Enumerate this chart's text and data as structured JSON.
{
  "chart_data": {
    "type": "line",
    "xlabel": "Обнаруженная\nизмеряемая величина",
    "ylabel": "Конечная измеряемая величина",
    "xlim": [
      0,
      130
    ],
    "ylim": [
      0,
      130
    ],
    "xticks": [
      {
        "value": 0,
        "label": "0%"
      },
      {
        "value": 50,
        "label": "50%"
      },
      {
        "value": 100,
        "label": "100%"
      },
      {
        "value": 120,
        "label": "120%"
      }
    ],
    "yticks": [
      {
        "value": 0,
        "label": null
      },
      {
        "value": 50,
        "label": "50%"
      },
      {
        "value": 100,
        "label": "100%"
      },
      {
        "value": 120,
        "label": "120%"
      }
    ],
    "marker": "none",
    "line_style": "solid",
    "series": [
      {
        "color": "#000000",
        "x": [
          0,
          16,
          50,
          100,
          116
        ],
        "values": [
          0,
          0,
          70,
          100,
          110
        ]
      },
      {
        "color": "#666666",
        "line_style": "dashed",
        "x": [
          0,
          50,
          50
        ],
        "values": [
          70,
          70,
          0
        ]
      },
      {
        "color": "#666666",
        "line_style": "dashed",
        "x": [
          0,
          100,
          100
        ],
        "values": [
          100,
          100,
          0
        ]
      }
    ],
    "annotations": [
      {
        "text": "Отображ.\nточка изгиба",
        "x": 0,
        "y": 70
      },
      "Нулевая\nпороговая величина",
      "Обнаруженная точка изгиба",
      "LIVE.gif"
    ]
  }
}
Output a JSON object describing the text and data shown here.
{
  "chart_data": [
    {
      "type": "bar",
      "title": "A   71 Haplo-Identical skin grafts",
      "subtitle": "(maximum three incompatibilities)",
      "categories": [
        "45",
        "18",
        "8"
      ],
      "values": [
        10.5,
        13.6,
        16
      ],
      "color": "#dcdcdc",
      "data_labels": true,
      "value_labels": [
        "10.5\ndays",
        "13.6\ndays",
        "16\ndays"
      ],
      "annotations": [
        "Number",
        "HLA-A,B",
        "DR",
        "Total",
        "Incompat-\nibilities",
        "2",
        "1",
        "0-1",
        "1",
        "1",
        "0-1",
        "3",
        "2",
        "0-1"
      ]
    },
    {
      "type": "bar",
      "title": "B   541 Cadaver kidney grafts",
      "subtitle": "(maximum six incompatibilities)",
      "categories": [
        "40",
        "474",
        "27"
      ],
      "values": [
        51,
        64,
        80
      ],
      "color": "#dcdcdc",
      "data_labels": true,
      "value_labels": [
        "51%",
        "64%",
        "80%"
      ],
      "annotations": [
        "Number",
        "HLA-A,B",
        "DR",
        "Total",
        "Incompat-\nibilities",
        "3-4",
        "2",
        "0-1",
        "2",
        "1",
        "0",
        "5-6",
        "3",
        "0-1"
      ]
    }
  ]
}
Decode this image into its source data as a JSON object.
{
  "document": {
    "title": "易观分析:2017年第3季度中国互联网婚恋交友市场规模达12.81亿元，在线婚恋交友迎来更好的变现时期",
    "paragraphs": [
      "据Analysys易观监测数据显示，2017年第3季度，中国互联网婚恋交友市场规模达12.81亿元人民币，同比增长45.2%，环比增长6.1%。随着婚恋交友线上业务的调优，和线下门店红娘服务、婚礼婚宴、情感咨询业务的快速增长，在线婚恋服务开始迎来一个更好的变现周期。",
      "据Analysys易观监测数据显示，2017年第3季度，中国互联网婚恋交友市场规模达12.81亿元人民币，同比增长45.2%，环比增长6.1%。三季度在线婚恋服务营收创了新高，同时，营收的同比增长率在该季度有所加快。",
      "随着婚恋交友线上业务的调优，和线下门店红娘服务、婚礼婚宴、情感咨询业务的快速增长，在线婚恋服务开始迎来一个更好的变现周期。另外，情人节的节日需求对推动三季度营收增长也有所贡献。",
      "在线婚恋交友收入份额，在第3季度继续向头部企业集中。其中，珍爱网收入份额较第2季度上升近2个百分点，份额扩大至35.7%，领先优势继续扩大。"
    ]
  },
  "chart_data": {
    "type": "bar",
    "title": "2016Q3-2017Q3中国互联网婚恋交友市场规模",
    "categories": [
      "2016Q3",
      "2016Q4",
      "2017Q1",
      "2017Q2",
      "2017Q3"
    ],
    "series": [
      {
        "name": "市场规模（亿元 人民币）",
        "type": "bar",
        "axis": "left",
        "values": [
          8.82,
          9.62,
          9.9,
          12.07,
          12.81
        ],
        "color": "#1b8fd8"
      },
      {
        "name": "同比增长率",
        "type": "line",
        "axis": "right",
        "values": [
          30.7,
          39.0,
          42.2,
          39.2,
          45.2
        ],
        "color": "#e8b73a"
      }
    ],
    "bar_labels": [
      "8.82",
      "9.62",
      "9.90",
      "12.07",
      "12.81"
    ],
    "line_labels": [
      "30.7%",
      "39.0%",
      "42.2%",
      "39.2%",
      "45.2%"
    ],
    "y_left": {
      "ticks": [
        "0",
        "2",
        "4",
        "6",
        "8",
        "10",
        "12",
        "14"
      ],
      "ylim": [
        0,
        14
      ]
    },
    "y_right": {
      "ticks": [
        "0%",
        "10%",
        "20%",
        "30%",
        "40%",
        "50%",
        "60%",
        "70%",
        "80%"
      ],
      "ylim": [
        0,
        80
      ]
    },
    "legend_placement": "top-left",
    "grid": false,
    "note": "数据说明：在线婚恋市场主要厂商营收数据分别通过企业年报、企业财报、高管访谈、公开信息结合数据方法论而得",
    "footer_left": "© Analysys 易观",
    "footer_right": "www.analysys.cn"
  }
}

- - - - - - -

_Exercise details_
Repeat every line of the records above exactly.

_Task answer_
Enumerate this chart's text and data as structured JSON.
{
  "chart_data": {
    "type": "line",
    "xlabel": "Обнаруженная\nизмеряемая величина",
    "ylabel": "Конечная измеряемая величина",
    "xlim": [
      0,
      130
    ],
    "ylim": [
      0,
      130
    ],
    "xticks": [
      {
        "value": 0,
        "label": "0%"
      },
      {
        "value": 50,
        "label": "50%"
      },
      {
        "value": 100,
        "label": "100%"
      },
      {
        "value": 120,
        "label": "120%"
      }
    ],
    "yticks": [
      {
        "value": 0,
        "label": null
      },
      {
        "value": 50,
        "label": "50%"
      },
      {
        "value": 100,
        "label": "100%"
      },
      {
        "value": 120,
        "label": "120%"
      }
    ],
    "marker": "none",
    "line_style": "solid",
    "series": [
      {
        "color": "#000000",
        "x": [
          0,
          16,
          50,
          100,
          116
        ],
        "values": [
          0,
          0,
          70,
          100,
          110
        ]
      },
      {
        "color": "#666666",
        "line_style": "dashed",
        "x": [
          0,
          50,
          50
        ],
        "values": [
          70,
          70,
          0
        ]
      },
      {
        "color": "#666666",
        "line_style": "dashed",
        "x": [
          0,
          100,
          100
        ],
        "values": [
          100,
          100,
          0
        ]
      }
    ],
    "annotations": [
      {
        "text": "Отображ.\nточка изгиба",
        "x": 0,
        "y": 70
      },
      "Нулевая\nпороговая величина",
      "Обнаруженная точка изгиба",
      "LIVE.gif"
    ]
  }
}
Output a JSON object describing the text and data shown here.
{
  "chart_data": [
    {
      "type": "bar",
      "title": "A   71 Haplo-Identical skin grafts",
      "subtitle": "(maximum three incompatibilities)",
      "categories": [
        "45",
        "18",
        "8"
      ],
      "values": [
        10.5,
        13.6,
        16
      ],
      "color": "#dcdcdc",
      "data_labels": true,
      "value_labels": [
        "10.5\ndays",
        "13.6\ndays",
        "16\ndays"
      ],
      "annotations": [
        "Number",
        "HLA-A,B",
        "DR",
        "Total",
        "Incompat-\nibilities",
        "2",
        "1",
        "0-1",
        "1",
        "1",
        "0-1",
        "3",
        "2",
        "0-1"
      ]
    },
    {
      "type": "bar",
      "title": "B   541 Cadaver kidney grafts",
      "subtitle": "(maximum six incompatibilities)",
      "categories": [
        "40",
        "474",
        "27"
      ],
      "values": [
        51,
        64,
        80
      ],
      "color": "#dcdcdc",
      "data_labels": true,
      "value_labels": [
        "51%",
        "64%",
        "80%"
      ],
      "annotations": [
        "Number",
        "HLA-A,B",
        "DR",
        "Total",
        "Incompat-\nibilities",
        "3-4",
        "2",
        "0-1",
        "2",
        "1",
        "0",
        "5-6",
        "3",
        "0-1"
      ]
    }
  ]
}
Decode this image into its source data as a JSON object.
{
  "document": {
    "title": "易观分析:2017年第3季度中国互联网婚恋交友市场规模达12.81亿元，在线婚恋交友迎来更好的变现时期",
    "paragraphs": [
      "据Analysys易观监测数据显示，2017年第3季度，中国互联网婚恋交友市场规模达12.81亿元人民币，同比增长45.2%，环比增长6.1%。随着婚恋交友线上业务的调优，和线下门店红娘服务、婚礼婚宴、情感咨询业务的快速增长，在线婚恋服务开始迎来一个更好的变现周期。",
      "据Analysys易观监测数据显示，2017年第3季度，中国互联网婚恋交友市场规模达12.81亿元人民币，同比增长45.2%，环比增长6.1%。三季度在线婚恋服务营收创了新高，同时，营收的同比增长率在该季度有所加快。",
      "随着婚恋交友线上业务的调优，和线下门店红娘服务、婚礼婚宴、情感咨询业务的快速增长，在线婚恋服务开始迎来一个更好的变现周期。另外，情人节的节日需求对推动三季度营收增长也有所贡献。",
      "在线婚恋交友收入份额，在第3季度继续向头部企业集中。其中，珍爱网收入份额较第2季度上升近2个百分点，份额扩大至35.7%，领先优势继续扩大。"
    ]
  },
  "chart_data": {
    "type": "bar",
    "title": "2016Q3-2017Q3中国互联网婚恋交友市场规模",
    "categories": [
      "2016Q3",
      "2016Q4",
      "2017Q1",
      "2017Q2",
      "2017Q3"
    ],
    "series": [
      {
        "name": "市场规模（亿元 人民币）",
        "type": "bar",
        "axis": "left",
        "values": [
          8.82,
          9.62,
          9.9,
          12.07,
          12.81
        ],
        "color": "#1b8fd8"
      },
      {
        "name": "同比增长率",
        "type": "line",
        "axis": "right",
        "values": [
          30.7,
          39.0,
          42.2,
          39.2,
          45.2
        ],
        "color": "#e8b73a"
      }
    ],
    "bar_labels": [
      "8.82",
      "9.62",
      "9.90",
      "12.07",
      "12.81"
    ],
    "line_labels": [
      "30.7%",
      "39.0%",
      "42.2%",
      "39.2%",
      "45.2%"
    ],
    "y_left": {
      "ticks": [
        "0",
        "2",
        "4",
        "6",
        "8",
        "10",
        "12",
        "14"
      ],
      "ylim": [
        0,
        14
      ]
    },
    "y_right": {
      "ticks": [
        "0%",
        "10%",
        "20%",
        "30%",
        "40%",
        "50%",
        "60%",
        "70%",
        "80%"
      ],
      "ylim": [
        0,
        80
      ]
    },
    "legend_placement": "top-left",
    "grid": false,
    "note": "数据说明：在线婚恋市场主要厂商营收数据分别通过企业年报、企业财报、高管访谈、公开信息结合数据方法论而得",
    "footer_left": "© Analysys 易观",
    "footer_right": "www.analysys.cn"
  }
}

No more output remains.